start

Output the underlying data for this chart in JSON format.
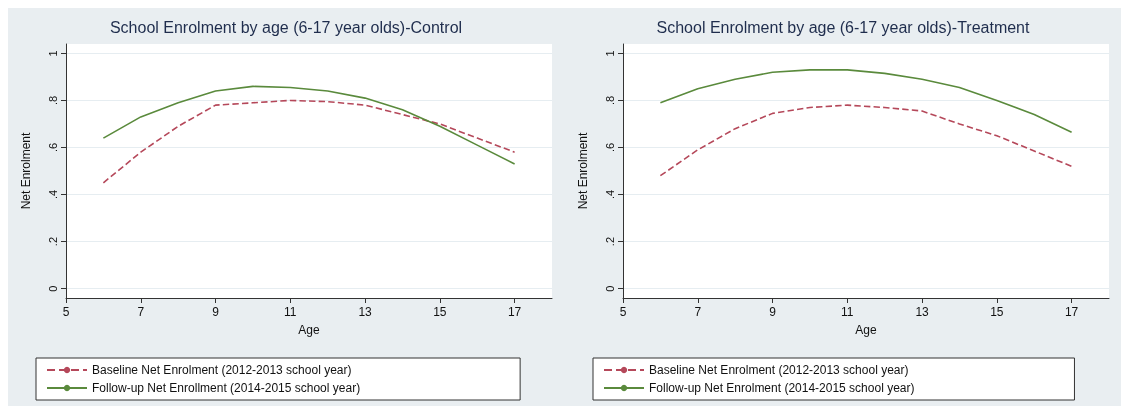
{
  "chart_data": [
    {
      "type": "line",
      "title": "School Enrolment by age (6-17 year olds)-Control",
      "xlabel": "Age",
      "ylabel": "Net Enrolment",
      "x": [
        6,
        7,
        8,
        9,
        10,
        11,
        12,
        13,
        14,
        15,
        16,
        17
      ],
      "xlim": [
        5,
        18
      ],
      "xticks": [
        5,
        7,
        9,
        11,
        13,
        15,
        17
      ],
      "ylim": [
        -0.04,
        1.04
      ],
      "yticks": [
        {
          "value": 0,
          "label": "0"
        },
        {
          "value": 0.2,
          "label": ".2"
        },
        {
          "value": 0.4,
          "label": ".4"
        },
        {
          "value": 0.6,
          "label": ".6"
        },
        {
          "value": 0.8,
          "label": ".8"
        },
        {
          "value": 1,
          "label": "1"
        }
      ],
      "grid": "y",
      "legend": "bottom",
      "marker": "none",
      "series": [
        {
          "name": "Baseline Net Enrolment (2012-2013 school year)",
          "color": "#b5485a",
          "line_style": "dashed",
          "values": [
            0.45,
            0.58,
            0.69,
            0.78,
            0.79,
            0.8,
            0.795,
            0.78,
            0.74,
            0.7,
            0.64,
            0.58
          ]
        },
        {
          "name": "Follow-up Net Enrollment (2014-2015 school year)",
          "color": "#5a8a3c",
          "line_style": "solid",
          "values": [
            0.64,
            0.73,
            0.79,
            0.84,
            0.86,
            0.855,
            0.84,
            0.81,
            0.76,
            0.69,
            0.61,
            0.53
          ]
        }
      ]
    },
    {
      "type": "line",
      "title": "School Enrolment by age (6-17 year olds)-Treatment",
      "xlabel": "Age",
      "ylabel": "Net Enrolment",
      "x": [
        6,
        7,
        8,
        9,
        10,
        11,
        12,
        13,
        14,
        15,
        16,
        17
      ],
      "xlim": [
        5,
        18
      ],
      "xticks": [
        5,
        7,
        9,
        11,
        13,
        15,
        17
      ],
      "ylim": [
        -0.04,
        1.04
      ],
      "yticks": [
        {
          "value": 0,
          "label": "0"
        },
        {
          "value": 0.2,
          "label": ".2"
        },
        {
          "value": 0.4,
          "label": ".4"
        },
        {
          "value": 0.6,
          "label": ".6"
        },
        {
          "value": 0.8,
          "label": ".8"
        },
        {
          "value": 1,
          "label": "1"
        }
      ],
      "grid": "y",
      "legend": "bottom",
      "marker": "none",
      "series": [
        {
          "name": "Baseline Net Enrolment (2012-2013 school year)",
          "color": "#b5485a",
          "line_style": "dashed",
          "values": [
            0.48,
            0.59,
            0.68,
            0.745,
            0.77,
            0.78,
            0.77,
            0.755,
            0.7,
            0.65,
            0.585,
            0.52
          ]
        },
        {
          "name": "Follow-up Net Enrolment (2014-2015 school year)",
          "color": "#5a8a3c",
          "line_style": "solid",
          "values": [
            0.79,
            0.85,
            0.89,
            0.92,
            0.93,
            0.93,
            0.915,
            0.89,
            0.855,
            0.8,
            0.74,
            0.665
          ]
        }
      ]
    }
  ]
}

end

§ **WHAT IS EXPECTED**
Write out every entry again word for word, without any of the pictures.

§ **ANSWER TO THE EXERCISE**
Output the underlying data for this chart in JSON format.
{
  "chart_data": [
    {
      "type": "line",
      "title": "School Enrolment by age (6-17 year olds)-Control",
      "xlabel": "Age",
      "ylabel": "Net Enrolment",
      "x": [
        6,
        7,
        8,
        9,
        10,
        11,
        12,
        13,
        14,
        15,
        16,
        17
      ],
      "xlim": [
        5,
        18
      ],
      "xticks": [
        5,
        7,
        9,
        11,
        13,
        15,
        17
      ],
      "ylim": [
        -0.04,
        1.04
      ],
      "yticks": [
        {
          "value": 0,
          "label": "0"
        },
        {
          "value": 0.2,
          "label": ".2"
        },
        {
          "value": 0.4,
          "label": ".4"
        },
        {
          "value": 0.6,
          "label": ".6"
        },
        {
          "value": 0.8,
          "label": ".8"
        },
        {
          "value": 1,
          "label": "1"
        }
      ],
      "grid": "y",
      "legend": "bottom",
      "marker": "none",
      "series": [
        {
          "name": "Baseline Net Enrolment (2012-2013 school year)",
          "color": "#b5485a",
          "line_style": "dashed",
          "values": [
            0.45,
            0.58,
            0.69,
            0.78,
            0.79,
            0.8,
            0.795,
            0.78,
            0.74,
            0.7,
            0.64,
            0.58
          ]
        },
        {
          "name": "Follow-up Net Enrollment (2014-2015 school year)",
          "color": "#5a8a3c",
          "line_style": "solid",
          "values": [
            0.64,
            0.73,
            0.79,
            0.84,
            0.86,
            0.855,
            0.84,
            0.81,
            0.76,
            0.69,
            0.61,
            0.53
          ]
        }
      ]
    },
    {
      "type": "line",
      "title": "School Enrolment by age (6-17 year olds)-Treatment",
      "xlabel": "Age",
      "ylabel": "Net Enrolment",
      "x": [
        6,
        7,
        8,
        9,
        10,
        11,
        12,
        13,
        14,
        15,
        16,
        17
      ],
      "xlim": [
        5,
        18
      ],
      "xticks": [
        5,
        7,
        9,
        11,
        13,
        15,
        17
      ],
      "ylim": [
        -0.04,
        1.04
      ],
      "yticks": [
        {
          "value": 0,
          "label": "0"
        },
        {
          "value": 0.2,
          "label": ".2"
        },
        {
          "value": 0.4,
          "label": ".4"
        },
        {
          "value": 0.6,
          "label": ".6"
        },
        {
          "value": 0.8,
          "label": ".8"
        },
        {
          "value": 1,
          "label": "1"
        }
      ],
      "grid": "y",
      "legend": "bottom",
      "marker": "none",
      "series": [
        {
          "name": "Baseline Net Enrolment (2012-2013 school year)",
          "color": "#b5485a",
          "line_style": "dashed",
          "values": [
            0.48,
            0.59,
            0.68,
            0.745,
            0.77,
            0.78,
            0.77,
            0.755,
            0.7,
            0.65,
            0.585,
            0.52
          ]
        },
        {
          "name": "Follow-up Net Enrolment (2014-2015 school year)",
          "color": "#5a8a3c",
          "line_style": "solid",
          "values": [
            0.79,
            0.85,
            0.89,
            0.92,
            0.93,
            0.93,
            0.915,
            0.89,
            0.855,
            0.8,
            0.74,
            0.665
          ]
        }
      ]
    }
  ]
}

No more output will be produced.